[Some records]

***

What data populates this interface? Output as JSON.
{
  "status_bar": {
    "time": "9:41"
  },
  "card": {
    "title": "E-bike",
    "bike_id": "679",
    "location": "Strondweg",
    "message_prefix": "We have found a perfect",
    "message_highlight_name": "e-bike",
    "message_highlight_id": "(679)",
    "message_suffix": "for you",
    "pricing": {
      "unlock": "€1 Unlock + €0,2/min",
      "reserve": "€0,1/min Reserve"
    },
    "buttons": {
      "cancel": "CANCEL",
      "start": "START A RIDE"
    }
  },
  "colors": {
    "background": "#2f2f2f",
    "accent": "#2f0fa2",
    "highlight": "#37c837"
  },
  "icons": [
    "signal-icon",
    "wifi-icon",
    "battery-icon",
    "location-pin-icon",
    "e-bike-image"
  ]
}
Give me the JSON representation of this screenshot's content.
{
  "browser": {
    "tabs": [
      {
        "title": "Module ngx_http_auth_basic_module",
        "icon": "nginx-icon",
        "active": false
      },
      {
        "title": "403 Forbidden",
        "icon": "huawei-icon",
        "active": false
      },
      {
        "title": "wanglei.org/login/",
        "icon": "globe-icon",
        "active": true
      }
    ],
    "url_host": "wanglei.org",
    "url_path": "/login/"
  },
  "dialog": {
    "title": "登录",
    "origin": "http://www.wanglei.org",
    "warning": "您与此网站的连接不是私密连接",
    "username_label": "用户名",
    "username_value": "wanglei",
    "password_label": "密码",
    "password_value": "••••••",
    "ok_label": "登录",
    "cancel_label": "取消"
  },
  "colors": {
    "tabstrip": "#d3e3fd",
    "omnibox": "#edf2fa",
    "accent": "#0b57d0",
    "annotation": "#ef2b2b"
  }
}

***

> [Requirement]: Faithfully transcribe the whole of the data.

> [Result of the task]:
What data populates this interface? Output as JSON.
{
  "status_bar": {
    "time": "9:41"
  },
  "card": {
    "title": "E-bike",
    "bike_id": "679",
    "location": "Strondweg",
    "message_prefix": "We have found a perfect",
    "message_highlight_name": "e-bike",
    "message_highlight_id": "(679)",
    "message_suffix": "for you",
    "pricing": {
      "unlock": "€1 Unlock + €0,2/min",
      "reserve": "€0,1/min Reserve"
    },
    "buttons": {
      "cancel": "CANCEL",
      "start": "START A RIDE"
    }
  },
  "colors": {
    "background": "#2f2f2f",
    "accent": "#2f0fa2",
    "highlight": "#37c837"
  },
  "icons": [
    "signal-icon",
    "wifi-icon",
    "battery-icon",
    "location-pin-icon",
    "e-bike-image"
  ]
}
Give me the JSON representation of this screenshot's content.
{
  "browser": {
    "tabs": [
      {
        "title": "Module ngx_http_auth_basic_module",
        "icon": "nginx-icon",
        "active": false
      },
      {
        "title": "403 Forbidden",
        "icon": "huawei-icon",
        "active": false
      },
      {
        "title": "wanglei.org/login/",
        "icon": "globe-icon",
        "active": true
      }
    ],
    "url_host": "wanglei.org",
    "url_path": "/login/"
  },
  "dialog": {
    "title": "登录",
    "origin": "http://www.wanglei.org",
    "warning": "您与此网站的连接不是私密连接",
    "username_label": "用户名",
    "username_value": "wanglei",
    "password_label": "密码",
    "password_value": "••••••",
    "ok_label": "登录",
    "cancel_label": "取消"
  },
  "colors": {
    "tabstrip": "#d3e3fd",
    "omnibox": "#edf2fa",
    "accent": "#0b57d0",
    "annotation": "#ef2b2b"
  }
}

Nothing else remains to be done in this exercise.